* EXERCISE TASK
Below are some entries; can you quote all of them exactly?

Figure dataset records
^^^^^^^^^^^^^^^^
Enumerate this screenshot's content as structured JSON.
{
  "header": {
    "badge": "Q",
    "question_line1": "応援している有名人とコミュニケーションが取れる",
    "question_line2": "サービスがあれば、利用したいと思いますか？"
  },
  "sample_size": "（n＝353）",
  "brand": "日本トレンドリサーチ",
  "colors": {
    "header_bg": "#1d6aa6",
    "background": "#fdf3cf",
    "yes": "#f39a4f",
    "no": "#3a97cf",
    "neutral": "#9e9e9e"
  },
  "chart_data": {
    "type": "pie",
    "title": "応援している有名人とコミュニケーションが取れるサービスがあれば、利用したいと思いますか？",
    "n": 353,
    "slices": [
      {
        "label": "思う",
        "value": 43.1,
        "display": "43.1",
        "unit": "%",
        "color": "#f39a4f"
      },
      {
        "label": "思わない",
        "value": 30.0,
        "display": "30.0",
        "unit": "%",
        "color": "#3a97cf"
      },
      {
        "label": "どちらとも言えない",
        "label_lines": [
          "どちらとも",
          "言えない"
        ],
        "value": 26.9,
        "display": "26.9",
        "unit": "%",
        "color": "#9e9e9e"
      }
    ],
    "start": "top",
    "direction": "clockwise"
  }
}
^^^^^^^^^^^^^^^^
* CORRECT RESULT
Enumerate this screenshot's content as structured JSON.
{
  "header": {
    "badge": "Q",
    "question_line1": "応援している有名人とコミュニケーションが取れる",
    "question_line2": "サービスがあれば、利用したいと思いますか？"
  },
  "sample_size": "（n＝353）",
  "brand": "日本トレンドリサーチ",
  "colors": {
    "header_bg": "#1d6aa6",
    "background": "#fdf3cf",
    "yes": "#f39a4f",
    "no": "#3a97cf",
    "neutral": "#9e9e9e"
  },
  "chart_data": {
    "type": "pie",
    "title": "応援している有名人とコミュニケーションが取れるサービスがあれば、利用したいと思いますか？",
    "n": 353,
    "slices": [
      {
        "label": "思う",
        "value": 43.1,
        "display": "43.1",
        "unit": "%",
        "color": "#f39a4f"
      },
      {
        "label": "思わない",
        "value": 30.0,
        "display": "30.0",
        "unit": "%",
        "color": "#3a97cf"
      },
      {
        "label": "どちらとも言えない",
        "label_lines": [
          "どちらとも",
          "言えない"
        ],
        "value": 26.9,
        "display": "26.9",
        "unit": "%",
        "color": "#9e9e9e"
      }
    ],
    "start": "top",
    "direction": "clockwise"
  }
}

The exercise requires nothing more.